• [Work instructions]
1 – Using the G-TROPIN thread, mark each statement yes or no and quote the words that decide it: (a) the person who started the thread could not find the security code on the website; (b) one reply says the product is Jintropin; (c) Cyrus says he has used these before.
2 – Please turn the paragraph in the G-TROPIN thread that begins "Never seen or heard of these mate" into a short list that keeps its main points.
3 – Carry on the G-TROPIN thread from its final line.

• [Extract provided]
____________________

# G-TROPIN HGH Real or Fake



## webinfo2008 (Nov 26, 2008)

can anybody tell me if these are real  or fake? :thumbdown:

try to check the sercuity code under the scratch of on the web-site but can't find it.

Thanks for any feedback.


----------



## 3752 (Jan 7, 2005)

this is a new brand it is not jintropin it is most probably hoping to be mistaken for Jintropin to get sales..


----------



## Robsta (Oct 2, 2005)

g-sci, not gen-sci....lol


----------



## Cyrus (Jan 6, 2009)

Never seen or heard of these mate, as pscarb already mentioned they are hoping people make a mistake thinking its Jintropin. Try googling it see if anyone else has bought them before and what they have to say, but to be honest, personally if i couldnt find any info on them on other message boards or on here, wouldnt touch them


----------



## webinfo2008 (Nov 26, 2008)

thanks to everybody 4 the info lucky i just got the one whats the best hgh to get thanks


----------



## 3752 (Jan 7, 2005)

____________________

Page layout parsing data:
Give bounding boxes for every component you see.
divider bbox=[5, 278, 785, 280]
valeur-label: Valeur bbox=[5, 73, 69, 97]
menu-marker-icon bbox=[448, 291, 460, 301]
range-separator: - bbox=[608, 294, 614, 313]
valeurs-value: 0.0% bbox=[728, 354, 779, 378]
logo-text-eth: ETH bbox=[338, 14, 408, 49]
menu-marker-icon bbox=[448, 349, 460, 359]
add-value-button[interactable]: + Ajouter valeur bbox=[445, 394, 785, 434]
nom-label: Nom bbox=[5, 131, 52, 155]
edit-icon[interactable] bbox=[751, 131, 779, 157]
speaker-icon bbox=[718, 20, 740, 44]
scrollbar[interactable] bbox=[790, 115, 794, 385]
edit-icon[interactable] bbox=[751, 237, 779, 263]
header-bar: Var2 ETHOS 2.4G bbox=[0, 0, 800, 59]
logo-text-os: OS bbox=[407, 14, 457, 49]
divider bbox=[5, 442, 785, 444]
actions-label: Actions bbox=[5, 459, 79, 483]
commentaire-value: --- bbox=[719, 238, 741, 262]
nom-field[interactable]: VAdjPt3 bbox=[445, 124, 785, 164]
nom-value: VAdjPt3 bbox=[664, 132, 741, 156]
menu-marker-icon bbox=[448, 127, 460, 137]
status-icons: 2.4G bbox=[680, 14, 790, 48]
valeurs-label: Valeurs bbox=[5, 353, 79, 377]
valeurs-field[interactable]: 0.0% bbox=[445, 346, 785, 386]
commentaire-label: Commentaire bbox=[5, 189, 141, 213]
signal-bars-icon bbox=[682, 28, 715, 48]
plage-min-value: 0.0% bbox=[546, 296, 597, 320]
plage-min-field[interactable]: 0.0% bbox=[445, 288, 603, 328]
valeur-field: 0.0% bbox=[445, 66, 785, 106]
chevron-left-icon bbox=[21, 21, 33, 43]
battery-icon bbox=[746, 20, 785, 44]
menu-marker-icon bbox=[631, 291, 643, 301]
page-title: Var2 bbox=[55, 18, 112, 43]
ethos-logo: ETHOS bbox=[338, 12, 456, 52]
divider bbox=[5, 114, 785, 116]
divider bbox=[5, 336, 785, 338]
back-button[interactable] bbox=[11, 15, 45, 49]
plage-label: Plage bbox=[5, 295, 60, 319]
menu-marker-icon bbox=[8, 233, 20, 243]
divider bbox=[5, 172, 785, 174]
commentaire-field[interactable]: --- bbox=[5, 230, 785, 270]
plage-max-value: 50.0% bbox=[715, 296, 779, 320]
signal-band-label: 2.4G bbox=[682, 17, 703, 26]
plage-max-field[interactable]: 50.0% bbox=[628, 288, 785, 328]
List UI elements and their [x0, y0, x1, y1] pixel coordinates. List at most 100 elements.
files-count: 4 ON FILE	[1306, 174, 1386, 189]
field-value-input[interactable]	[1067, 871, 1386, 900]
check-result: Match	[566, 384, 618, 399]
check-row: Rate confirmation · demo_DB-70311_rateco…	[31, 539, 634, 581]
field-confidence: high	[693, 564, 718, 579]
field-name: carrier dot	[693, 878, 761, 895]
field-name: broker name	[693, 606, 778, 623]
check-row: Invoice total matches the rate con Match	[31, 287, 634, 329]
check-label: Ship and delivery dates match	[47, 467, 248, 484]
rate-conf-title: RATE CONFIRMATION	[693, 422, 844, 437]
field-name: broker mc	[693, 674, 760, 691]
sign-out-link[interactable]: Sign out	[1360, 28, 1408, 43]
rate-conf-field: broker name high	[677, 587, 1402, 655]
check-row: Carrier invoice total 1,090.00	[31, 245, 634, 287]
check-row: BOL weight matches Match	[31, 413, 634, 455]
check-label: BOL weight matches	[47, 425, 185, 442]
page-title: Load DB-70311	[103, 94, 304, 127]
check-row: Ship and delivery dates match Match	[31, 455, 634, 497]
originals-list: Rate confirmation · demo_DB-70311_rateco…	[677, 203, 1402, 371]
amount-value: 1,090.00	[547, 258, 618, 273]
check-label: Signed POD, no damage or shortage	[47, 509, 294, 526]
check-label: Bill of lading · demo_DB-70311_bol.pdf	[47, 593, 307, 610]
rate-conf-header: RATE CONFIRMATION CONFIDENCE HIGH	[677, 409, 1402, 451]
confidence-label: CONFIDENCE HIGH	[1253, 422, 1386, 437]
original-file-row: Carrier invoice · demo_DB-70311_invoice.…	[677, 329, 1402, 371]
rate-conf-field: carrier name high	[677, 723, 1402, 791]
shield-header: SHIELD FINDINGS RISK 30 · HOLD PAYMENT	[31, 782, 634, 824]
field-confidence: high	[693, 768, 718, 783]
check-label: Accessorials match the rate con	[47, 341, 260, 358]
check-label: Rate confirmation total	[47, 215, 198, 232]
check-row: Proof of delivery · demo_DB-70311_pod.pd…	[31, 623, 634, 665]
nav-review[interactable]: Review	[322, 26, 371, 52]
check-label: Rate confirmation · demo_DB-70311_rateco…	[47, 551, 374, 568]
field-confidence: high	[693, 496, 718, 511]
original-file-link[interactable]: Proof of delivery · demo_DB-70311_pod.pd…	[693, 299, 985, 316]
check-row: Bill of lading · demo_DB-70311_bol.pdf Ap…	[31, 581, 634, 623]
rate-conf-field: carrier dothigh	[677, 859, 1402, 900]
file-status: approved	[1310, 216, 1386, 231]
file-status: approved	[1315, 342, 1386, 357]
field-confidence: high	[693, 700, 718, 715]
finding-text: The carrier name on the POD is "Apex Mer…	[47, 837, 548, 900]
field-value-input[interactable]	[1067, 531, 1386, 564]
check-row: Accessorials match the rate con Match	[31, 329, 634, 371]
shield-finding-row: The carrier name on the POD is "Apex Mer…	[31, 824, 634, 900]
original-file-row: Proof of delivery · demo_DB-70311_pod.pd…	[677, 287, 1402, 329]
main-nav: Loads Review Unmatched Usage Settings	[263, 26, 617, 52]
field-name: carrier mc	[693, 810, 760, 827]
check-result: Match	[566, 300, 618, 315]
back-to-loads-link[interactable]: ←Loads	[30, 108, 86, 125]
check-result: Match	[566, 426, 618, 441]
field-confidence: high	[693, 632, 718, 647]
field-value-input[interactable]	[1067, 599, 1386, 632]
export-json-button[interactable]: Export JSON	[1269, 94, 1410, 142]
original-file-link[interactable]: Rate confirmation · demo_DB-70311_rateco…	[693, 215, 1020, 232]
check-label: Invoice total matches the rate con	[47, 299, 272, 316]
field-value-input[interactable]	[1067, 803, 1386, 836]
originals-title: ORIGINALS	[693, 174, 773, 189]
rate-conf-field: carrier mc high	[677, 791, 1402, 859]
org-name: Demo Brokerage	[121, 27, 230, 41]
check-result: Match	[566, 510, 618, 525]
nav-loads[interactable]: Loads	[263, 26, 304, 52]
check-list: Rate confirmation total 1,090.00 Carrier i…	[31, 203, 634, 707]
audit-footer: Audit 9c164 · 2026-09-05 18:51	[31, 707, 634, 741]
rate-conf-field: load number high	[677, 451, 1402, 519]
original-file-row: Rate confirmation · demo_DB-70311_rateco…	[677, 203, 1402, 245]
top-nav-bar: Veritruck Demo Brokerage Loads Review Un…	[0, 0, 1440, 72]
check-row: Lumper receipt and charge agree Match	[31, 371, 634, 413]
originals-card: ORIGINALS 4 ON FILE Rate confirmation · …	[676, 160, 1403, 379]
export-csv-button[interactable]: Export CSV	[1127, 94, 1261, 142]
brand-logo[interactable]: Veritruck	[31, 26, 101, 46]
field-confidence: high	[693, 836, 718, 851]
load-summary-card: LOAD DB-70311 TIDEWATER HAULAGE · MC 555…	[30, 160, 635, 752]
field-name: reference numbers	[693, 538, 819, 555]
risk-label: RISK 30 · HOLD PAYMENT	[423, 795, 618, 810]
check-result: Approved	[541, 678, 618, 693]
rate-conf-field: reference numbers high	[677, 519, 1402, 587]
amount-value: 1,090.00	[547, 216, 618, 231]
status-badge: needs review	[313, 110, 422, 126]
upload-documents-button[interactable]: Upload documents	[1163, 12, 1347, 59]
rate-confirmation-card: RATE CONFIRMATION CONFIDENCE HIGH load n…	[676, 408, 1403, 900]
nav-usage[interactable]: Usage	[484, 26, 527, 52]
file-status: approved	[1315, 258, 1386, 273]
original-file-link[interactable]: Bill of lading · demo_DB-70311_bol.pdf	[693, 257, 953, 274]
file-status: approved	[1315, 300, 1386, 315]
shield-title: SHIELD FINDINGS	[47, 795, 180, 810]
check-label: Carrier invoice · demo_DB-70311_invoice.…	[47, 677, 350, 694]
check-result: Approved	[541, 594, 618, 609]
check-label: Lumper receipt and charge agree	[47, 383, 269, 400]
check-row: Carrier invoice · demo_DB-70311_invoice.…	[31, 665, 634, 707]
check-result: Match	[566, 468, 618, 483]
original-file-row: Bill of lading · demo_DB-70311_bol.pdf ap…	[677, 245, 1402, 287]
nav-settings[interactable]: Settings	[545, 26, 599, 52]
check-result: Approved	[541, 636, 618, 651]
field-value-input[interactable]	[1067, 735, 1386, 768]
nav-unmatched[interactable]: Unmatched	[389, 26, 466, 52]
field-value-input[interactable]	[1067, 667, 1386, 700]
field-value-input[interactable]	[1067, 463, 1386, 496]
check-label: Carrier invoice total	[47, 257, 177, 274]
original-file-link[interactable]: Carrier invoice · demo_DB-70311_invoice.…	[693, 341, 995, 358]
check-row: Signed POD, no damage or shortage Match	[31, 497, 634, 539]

____________________

• [Numbered answers]
1 –
(a) Yes: "try to check the sercuity code under the scratch of on the web-site but can't find it."
(b) No: "this is a new brand it is not jintropin"
(c) No: "Never seen or heard of these mate"

2 –
- Cyrus has never seen or heard of these.
- As pscarb already mentioned, the sellers hope people will mistake them for Jintropin.
- He suggests googling them to see whether anyone else has bought them and what those buyers say.
- If he couldn't find any information on other message boards or on this one, he personally wouldn't touch them.

3 –
Hygetropin or Getropin if you are talking about chinese brands if you are talking about pharma brands then simplexx or humatrope are both good


----------



## webinfo2008 (Nov 26, 2008)

THANKS


----------



## 3752 (Jan 7, 2005)

do not mentione prices on the board at all or post up links to sites that sell GH



> g-sg-tropin present an exact amino acid seguence replica to naturally occuring human groth homones


 is a posh way of saying it is 191aa the same as all other GH brands out there


----------



## stevebills (Oct 9, 2007)

i bought a box the same as this today i will test it and let you all no ok


----------



## lee.jones73 (Jul 22, 2009)

Hygetropin comes in 200ius dont it?


----------



## Atomic34 (Jun 22, 2009)

lee.jones73 said:


> Hygetropin comes in 200ius dont it?


Just seen some Hygetropin in 8iu vials comes in box of 25 :confused1:


----------



## stevebills (Oct 9, 2007)

check this website is it real or fake?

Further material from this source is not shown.